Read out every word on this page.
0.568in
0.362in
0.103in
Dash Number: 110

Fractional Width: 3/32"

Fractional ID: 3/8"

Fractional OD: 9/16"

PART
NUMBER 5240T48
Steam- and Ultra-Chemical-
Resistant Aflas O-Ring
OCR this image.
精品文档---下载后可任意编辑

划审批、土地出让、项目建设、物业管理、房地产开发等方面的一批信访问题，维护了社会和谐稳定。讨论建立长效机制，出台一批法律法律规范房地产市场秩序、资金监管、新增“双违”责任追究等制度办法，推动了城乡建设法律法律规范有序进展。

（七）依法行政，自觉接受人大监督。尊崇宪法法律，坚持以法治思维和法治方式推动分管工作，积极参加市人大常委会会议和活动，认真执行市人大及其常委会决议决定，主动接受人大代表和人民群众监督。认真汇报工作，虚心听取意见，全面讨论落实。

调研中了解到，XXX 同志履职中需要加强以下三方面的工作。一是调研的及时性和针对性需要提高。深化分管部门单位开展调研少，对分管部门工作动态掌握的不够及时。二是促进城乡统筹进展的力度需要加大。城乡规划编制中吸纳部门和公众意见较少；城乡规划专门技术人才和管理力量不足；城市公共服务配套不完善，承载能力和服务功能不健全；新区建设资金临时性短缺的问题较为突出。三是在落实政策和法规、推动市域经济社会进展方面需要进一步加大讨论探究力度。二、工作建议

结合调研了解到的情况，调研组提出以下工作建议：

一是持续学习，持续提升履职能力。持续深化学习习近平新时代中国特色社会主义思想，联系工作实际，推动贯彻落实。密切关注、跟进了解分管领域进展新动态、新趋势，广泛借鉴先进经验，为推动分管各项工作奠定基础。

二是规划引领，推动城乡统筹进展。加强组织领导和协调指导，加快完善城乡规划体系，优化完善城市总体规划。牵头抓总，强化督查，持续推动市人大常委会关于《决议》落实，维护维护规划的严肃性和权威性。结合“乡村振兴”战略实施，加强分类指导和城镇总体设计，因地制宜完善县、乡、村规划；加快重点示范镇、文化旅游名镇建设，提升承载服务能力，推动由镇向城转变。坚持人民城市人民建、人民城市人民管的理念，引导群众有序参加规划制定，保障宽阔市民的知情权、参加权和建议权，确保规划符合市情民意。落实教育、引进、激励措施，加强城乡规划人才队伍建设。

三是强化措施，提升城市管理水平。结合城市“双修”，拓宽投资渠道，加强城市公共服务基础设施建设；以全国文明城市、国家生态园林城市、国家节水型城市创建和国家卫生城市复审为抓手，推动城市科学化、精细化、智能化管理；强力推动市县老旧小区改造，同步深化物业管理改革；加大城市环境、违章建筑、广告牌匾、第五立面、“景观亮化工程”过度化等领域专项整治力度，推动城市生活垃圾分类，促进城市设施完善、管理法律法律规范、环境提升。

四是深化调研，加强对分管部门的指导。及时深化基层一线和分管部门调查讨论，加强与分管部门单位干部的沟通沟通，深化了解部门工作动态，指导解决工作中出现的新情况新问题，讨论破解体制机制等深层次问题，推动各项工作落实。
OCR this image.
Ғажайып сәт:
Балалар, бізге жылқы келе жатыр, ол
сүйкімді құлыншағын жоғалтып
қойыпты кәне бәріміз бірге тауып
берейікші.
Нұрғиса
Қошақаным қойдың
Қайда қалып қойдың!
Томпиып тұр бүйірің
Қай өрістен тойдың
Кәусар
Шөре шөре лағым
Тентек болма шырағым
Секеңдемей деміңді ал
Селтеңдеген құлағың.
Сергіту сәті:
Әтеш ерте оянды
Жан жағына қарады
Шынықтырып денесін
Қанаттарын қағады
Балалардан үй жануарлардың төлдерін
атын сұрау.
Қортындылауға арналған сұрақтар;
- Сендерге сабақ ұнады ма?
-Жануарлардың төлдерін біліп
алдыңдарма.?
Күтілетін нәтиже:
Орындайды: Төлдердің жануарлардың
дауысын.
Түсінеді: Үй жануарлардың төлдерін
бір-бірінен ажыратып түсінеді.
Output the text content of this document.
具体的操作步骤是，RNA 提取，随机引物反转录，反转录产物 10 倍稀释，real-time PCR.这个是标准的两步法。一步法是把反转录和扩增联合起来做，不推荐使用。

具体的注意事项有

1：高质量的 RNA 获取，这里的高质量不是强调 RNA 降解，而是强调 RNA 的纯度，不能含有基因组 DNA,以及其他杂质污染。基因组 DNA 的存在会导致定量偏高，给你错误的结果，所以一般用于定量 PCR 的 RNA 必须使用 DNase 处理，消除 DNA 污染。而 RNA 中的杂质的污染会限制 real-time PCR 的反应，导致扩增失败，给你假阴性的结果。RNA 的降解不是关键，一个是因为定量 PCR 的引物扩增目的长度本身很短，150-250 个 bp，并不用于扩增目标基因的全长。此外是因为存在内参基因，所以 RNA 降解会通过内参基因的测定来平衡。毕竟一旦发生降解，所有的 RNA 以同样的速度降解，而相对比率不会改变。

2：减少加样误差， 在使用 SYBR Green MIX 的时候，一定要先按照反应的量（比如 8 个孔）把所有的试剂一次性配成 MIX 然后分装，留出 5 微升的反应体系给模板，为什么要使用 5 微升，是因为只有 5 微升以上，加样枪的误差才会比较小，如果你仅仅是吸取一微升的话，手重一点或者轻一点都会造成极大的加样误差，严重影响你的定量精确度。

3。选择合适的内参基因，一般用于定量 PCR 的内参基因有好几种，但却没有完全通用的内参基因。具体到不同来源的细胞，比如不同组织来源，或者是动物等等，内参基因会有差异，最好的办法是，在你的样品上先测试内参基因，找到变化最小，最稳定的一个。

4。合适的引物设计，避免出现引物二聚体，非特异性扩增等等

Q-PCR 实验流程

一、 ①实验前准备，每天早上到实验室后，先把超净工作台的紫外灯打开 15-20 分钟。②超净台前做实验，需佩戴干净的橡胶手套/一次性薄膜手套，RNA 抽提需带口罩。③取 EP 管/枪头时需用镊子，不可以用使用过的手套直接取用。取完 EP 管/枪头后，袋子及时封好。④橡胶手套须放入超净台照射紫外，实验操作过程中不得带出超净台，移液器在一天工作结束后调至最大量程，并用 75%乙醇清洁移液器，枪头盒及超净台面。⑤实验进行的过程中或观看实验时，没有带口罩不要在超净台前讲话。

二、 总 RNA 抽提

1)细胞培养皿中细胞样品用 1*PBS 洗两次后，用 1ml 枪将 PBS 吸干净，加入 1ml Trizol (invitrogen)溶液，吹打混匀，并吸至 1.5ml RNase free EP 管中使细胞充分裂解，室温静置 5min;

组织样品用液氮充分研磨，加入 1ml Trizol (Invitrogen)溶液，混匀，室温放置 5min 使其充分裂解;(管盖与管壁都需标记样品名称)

•••••

What this task involves.
Looking at the material above, count the lines that hold "қойдың" and give the total alone.

The result.
2